**Extracted data entries**
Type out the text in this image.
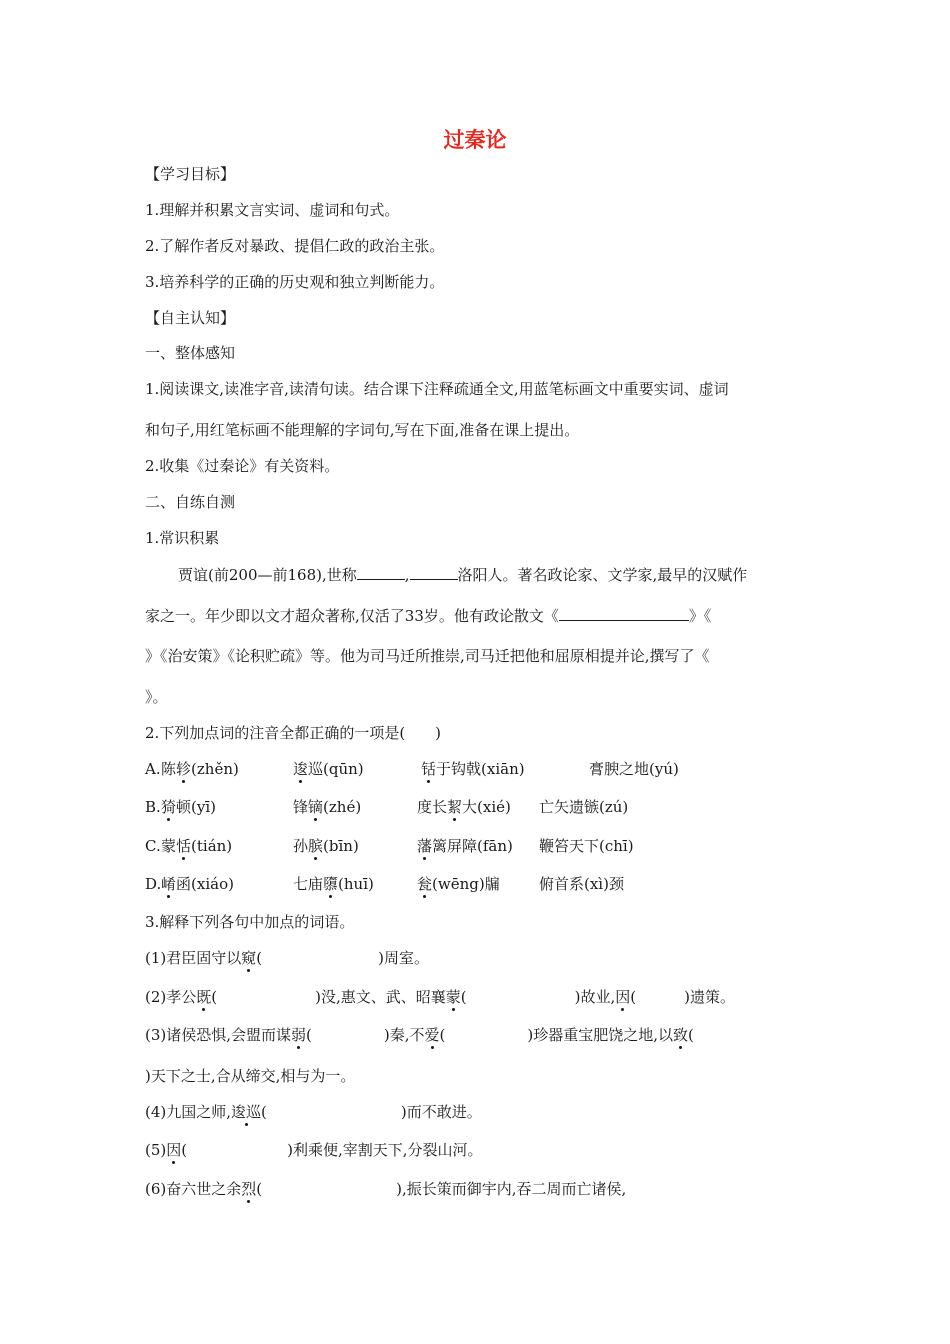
过秦论
【学习目标】
1.理解并积累文言实词、虚词和句式。
2.了解作者反对暴政、提倡仁政的政治主张。
3.培养科学的正确的历史观和独立判断能力。
【自主认知】
一、整体感知
1.阅读课文,读准字音,读清句读。结合课下注释疏通全文,用蓝笔标画文中重要实词、虚词
和句子,用红笔标画不能理解的字词句,写在下面,准备在课上提出。
2.收集《过秦论》有关资料。
二、自练自测
1.常识积累
贾谊(前200—前168),世称	,	洛阳人。著名政论家、文学家,最早的汉赋作
家之一。年少即以文才超众著称,仅活了33岁。他有政论散文《	》《
》《治安策》《论积贮疏》等。他为司马迁所推崇,司马迁把他和屈原相提并论,撰写了《
》。
2.下列加点词的注音全都正确的一项是( )
A. 陈轸(zhěn)	逡巡(qūn)	铦于钩戟(xiān)	膏腴之地(yú)
B. 猗顿(yī)	锋镝(zhé)	度长絜大(xié) 亡矢遗镞(zú)
C. 蒙恬(tián)	孙膑(bīn)	藩篱屏障(fān) 鞭笞天下(chī)
D. 崤函(xiáo)	七庙隳(huī)	瓮(wēng)牖	俯首系(xì)颈
3.解释下列各句中加点的词语。
(1)君臣固守以窥(	)周室。
(2)孝公既(	)没,惠文、武、昭襄蒙(	)故业,因(	)遗策。
(3)诸侯恐惧,会盟而谋弱(	)秦,不爱(	)珍器重宝肥饶之地,以致(
)天下之士,合从缔交,相与为一。
(4)九国之师,逡巡(	)而不敢进。
(5)因(	)利乘便,宰割天下,分裂山河。
(6)奋六世之余烈(	),振长策而御宇内,吞二周而亡诸侯,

**EXERCISE DESCRIPTION**
Every entry must be reproduced exactly, with the images left out.

**THE ANSWER**
Type out the text in this image.
过秦论
【学习目标】
1.理解并积累文言实词、虚词和句式。
2.了解作者反对暴政、提倡仁政的政治主张。
3.培养科学的正确的历史观和独立判断能力。
【自主认知】
一、整体感知
1.阅读课文,读准字音,读清句读。结合课下注释疏通全文,用蓝笔标画文中重要实词、虚词
和句子,用红笔标画不能理解的字词句,写在下面,准备在课上提出。
2.收集《过秦论》有关资料。
二、自练自测
1.常识积累
贾谊(前200—前168),世称	,	洛阳人。著名政论家、文学家,最早的汉赋作
家之一。年少即以文才超众著称,仅活了33岁。他有政论散文《	》《
》《治安策》《论积贮疏》等。他为司马迁所推崇,司马迁把他和屈原相提并论,撰写了《
》。
2.下列加点词的注音全都正确的一项是( )
A. 陈轸(zhěn)	逡巡(qūn)	铦于钩戟(xiān)	膏腴之地(yú)
B. 猗顿(yī)	锋镝(zhé)	度长絜大(xié) 亡矢遗镞(zú)
C. 蒙恬(tián)	孙膑(bīn)	藩篱屏障(fān) 鞭笞天下(chī)
D. 崤函(xiáo)	七庙隳(huī)	瓮(wēng)牖	俯首系(xì)颈
3.解释下列各句中加点的词语。
(1)君臣固守以窥(	)周室。
(2)孝公既(	)没,惠文、武、昭襄蒙(	)故业,因(	)遗策。
(3)诸侯恐惧,会盟而谋弱(	)秦,不爱(	)珍器重宝肥饶之地,以致(
)天下之士,合从缔交,相与为一。
(4)九国之师,逡巡(	)而不敢进。
(5)因(	)利乘便,宰割天下,分裂山河。
(6)奋六世之余烈(	),振长策而御宇内,吞二周而亡诸侯,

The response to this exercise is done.